Page transcription records
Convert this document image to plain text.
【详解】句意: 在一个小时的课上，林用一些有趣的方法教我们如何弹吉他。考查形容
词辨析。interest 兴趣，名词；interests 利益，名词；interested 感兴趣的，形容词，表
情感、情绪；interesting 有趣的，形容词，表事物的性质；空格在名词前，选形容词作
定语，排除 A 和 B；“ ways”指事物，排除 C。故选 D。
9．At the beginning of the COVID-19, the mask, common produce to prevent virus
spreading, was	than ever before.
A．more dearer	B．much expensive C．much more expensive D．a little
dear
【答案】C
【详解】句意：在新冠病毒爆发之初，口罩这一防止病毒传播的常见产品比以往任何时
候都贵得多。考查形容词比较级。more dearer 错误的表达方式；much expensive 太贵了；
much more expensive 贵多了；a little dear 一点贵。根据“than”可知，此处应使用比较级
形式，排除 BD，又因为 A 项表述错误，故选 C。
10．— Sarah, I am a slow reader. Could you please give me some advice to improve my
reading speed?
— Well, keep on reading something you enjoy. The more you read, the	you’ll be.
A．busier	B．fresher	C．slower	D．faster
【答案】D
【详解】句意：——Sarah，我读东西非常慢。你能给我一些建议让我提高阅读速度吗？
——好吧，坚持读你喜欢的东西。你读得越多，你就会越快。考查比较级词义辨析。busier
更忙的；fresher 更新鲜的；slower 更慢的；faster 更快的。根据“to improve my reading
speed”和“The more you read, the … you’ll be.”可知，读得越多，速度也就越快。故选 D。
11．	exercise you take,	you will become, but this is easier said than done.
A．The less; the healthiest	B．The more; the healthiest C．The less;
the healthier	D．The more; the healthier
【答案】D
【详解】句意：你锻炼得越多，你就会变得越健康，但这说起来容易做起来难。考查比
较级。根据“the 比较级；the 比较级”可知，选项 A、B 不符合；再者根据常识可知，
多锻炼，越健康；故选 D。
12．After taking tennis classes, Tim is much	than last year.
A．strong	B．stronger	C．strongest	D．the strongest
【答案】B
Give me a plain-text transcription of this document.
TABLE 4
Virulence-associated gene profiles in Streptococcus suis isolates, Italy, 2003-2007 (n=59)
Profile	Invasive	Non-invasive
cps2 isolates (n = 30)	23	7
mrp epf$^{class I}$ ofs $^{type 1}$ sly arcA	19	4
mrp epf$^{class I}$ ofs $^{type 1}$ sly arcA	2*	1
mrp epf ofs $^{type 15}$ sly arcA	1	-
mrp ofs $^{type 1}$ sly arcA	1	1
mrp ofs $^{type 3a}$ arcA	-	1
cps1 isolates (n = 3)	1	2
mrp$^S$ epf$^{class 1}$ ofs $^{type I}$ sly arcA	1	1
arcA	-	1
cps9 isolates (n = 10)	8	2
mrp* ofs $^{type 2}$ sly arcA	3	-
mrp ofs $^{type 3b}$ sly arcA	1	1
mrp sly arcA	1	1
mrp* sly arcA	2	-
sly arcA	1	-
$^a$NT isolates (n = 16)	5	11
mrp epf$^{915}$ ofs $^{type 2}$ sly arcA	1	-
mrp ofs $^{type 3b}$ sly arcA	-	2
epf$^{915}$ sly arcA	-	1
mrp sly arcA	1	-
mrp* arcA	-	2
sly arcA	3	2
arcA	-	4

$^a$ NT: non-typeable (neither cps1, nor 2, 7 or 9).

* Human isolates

The problem
Give again the closing portion of the entries, from the line with "Give me a plain-text" through the last line. Keep it exact and add nothing.

Result of this exercise
Give me a plain-text transcription of this document.
TABLE 4
Virulence-associated gene profiles in Streptococcus suis isolates, Italy, 2003-2007 (n=59)
Profile	Invasive	Non-invasive
cps2 isolates (n = 30)	23	7
mrp epf$^{class I}$ ofs $^{type 1}$ sly arcA	19	4
mrp epf$^{class I}$ ofs $^{type 1}$ sly arcA	2*	1
mrp epf ofs $^{type 15}$ sly arcA	1	-
mrp ofs $^{type 1}$ sly arcA	1	1
mrp ofs $^{type 3a}$ arcA	-	1
cps1 isolates (n = 3)	1	2
mrp$^S$ epf$^{class 1}$ ofs $^{type I}$ sly arcA	1	1
arcA	-	1
cps9 isolates (n = 10)	8	2
mrp* ofs $^{type 2}$ sly arcA	3	-
mrp ofs $^{type 3b}$ sly arcA	1	1
mrp sly arcA	1	1
mrp* sly arcA	2	-
sly arcA	1	-
$^a$NT isolates (n = 16)	5	11
mrp epf$^{915}$ ofs $^{type 2}$ sly arcA	1	-
mrp ofs $^{type 3b}$ sly arcA	-	2
epf$^{915}$ sly arcA	-	1
mrp sly arcA	1	-
mrp* arcA	-	2
sly arcA	3	2
arcA	-	4

$^a$ NT: non-typeable (neither cps1, nor 2, 7 or 9).

* Human isolates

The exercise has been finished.